** Task objective **
Starting with the line that contains "domain-rating-section: Domain Rating" and going on through the end of the material, rewrite those lines with "dofollow" replaced by "do-follow" throughout. Change nothing else.

#####

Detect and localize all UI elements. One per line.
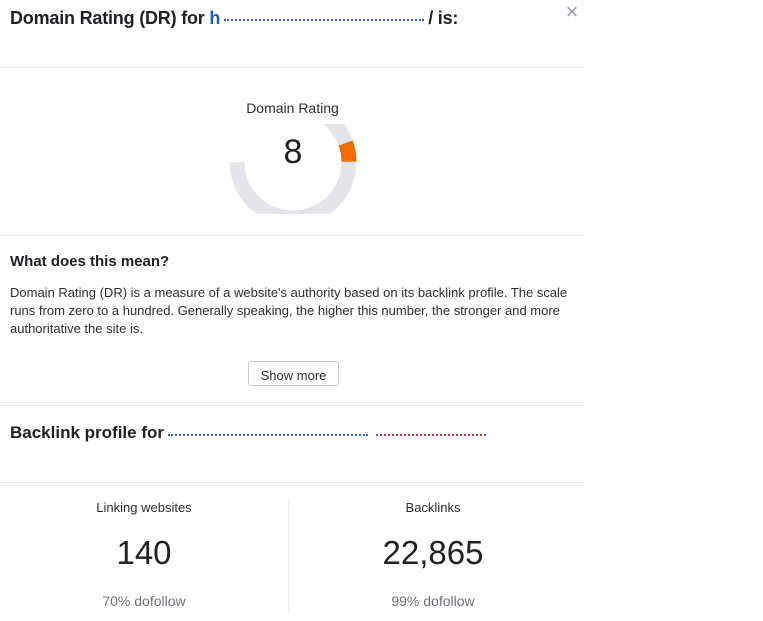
domain-rating-section: Domain Rating 8 [0,68,585,236]
title-suffix: / is: [428,8,459,28]
backlink-title-prefix: Backlink profile for [10,423,164,442]
dialog-title: Domain Rating (DR) for h / is: [10,7,550,30]
meaning-heading: What does this mean? [10,253,170,270]
backlink-profile-title: Backlink profile for [10,422,570,444]
title-url-link[interactable]: h [209,8,220,28]
redacted-url [375,432,486,436]
backlinks-stat: Backlinks 22,865 99% dofollow [289,483,577,621]
linking-websites-stat: Linking websites 140 70% dofollow [0,483,288,621]
meaning-description: Domain Rating (DR) is a measure of a web… [10,285,568,336]
backlink-stats: Linking websites 140 70% dofollow Backli… [0,483,585,621]
backlinks-value: 22,865 [382,534,484,571]
dialog-header: Domain Rating (DR) for h / is: × [0,0,585,68]
meaning-section: What does this mean? Domain Rating (DR) … [0,236,585,406]
linking-websites-value: 140 [116,534,172,571]
backlink-profile-header: Backlink profile for [0,406,585,483]
domain-rating-value: 8 [283,133,303,171]
linking-websites-label: Linking websites [96,500,192,515]
close-icon[interactable]: × [561,0,583,24]
domain-rating-dialog: Domain Rating (DR) for h / is: × Domain R… [0,0,585,619]
title-prefix: Domain Rating (DR) for [10,8,205,28]
linking-websites-dofollow: 70% dofollow [102,593,186,609]
backlinks-dofollow: 99% dofollow [391,593,475,609]
redacted-url [167,432,368,436]
show-more-button[interactable]: Show more [248,361,339,386]
domain-rating-label: Domain Rating [246,100,339,116]
redacted-url [224,17,425,22]
backlinks-label: Backlinks [405,500,461,515]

#####

** Expected answer **
domain-rating-section: Domain Rating 8 [0,68,585,236]
title-suffix: / is: [428,8,459,28]
backlink-title-prefix: Backlink profile for [10,423,164,442]
dialog-title: Domain Rating (DR) for h / is: [10,7,550,30]
meaning-heading: What does this mean? [10,253,170,270]
backlink-profile-title: Backlink profile for [10,422,570,444]
title-url-link[interactable]: h [209,8,220,28]
redacted-url [375,432,486,436]
backlinks-stat: Backlinks 22,865 99% do-follow [289,483,577,621]
linking-websites-stat: Linking websites 140 70% do-follow [0,483,288,621]
meaning-description: Domain Rating (DR) is a measure of a web… [10,285,568,336]
backlink-stats: Linking websites 140 70% do-follow Backli… [0,483,585,621]
backlinks-value: 22,865 [382,534,484,571]
dialog-header: Domain Rating (DR) for h / is: × [0,0,585,68]
meaning-section: What does this mean? Domain Rating (DR) … [0,236,585,406]
linking-websites-value: 140 [116,534,172,571]
backlink-profile-header: Backlink profile for [0,406,585,483]
domain-rating-value: 8 [283,133,303,171]
linking-websites-label: Linking websites [96,500,192,515]
close-icon[interactable]: × [561,0,583,24]
domain-rating-dialog: Domain Rating (DR) for h / is: × Domain R… [0,0,585,619]
title-prefix: Domain Rating (DR) for [10,8,205,28]
linking-websites-do-follow: 70% do-follow [102,593,186,609]
backlinks-do-follow: 99% do-follow [391,593,475,609]
redacted-url [167,432,368,436]
show-more-button[interactable]: Show more [248,361,339,386]
domain-rating-label: Domain Rating [246,100,339,116]
redacted-url [224,17,425,22]
backlinks-label: Backlinks [405,500,461,515]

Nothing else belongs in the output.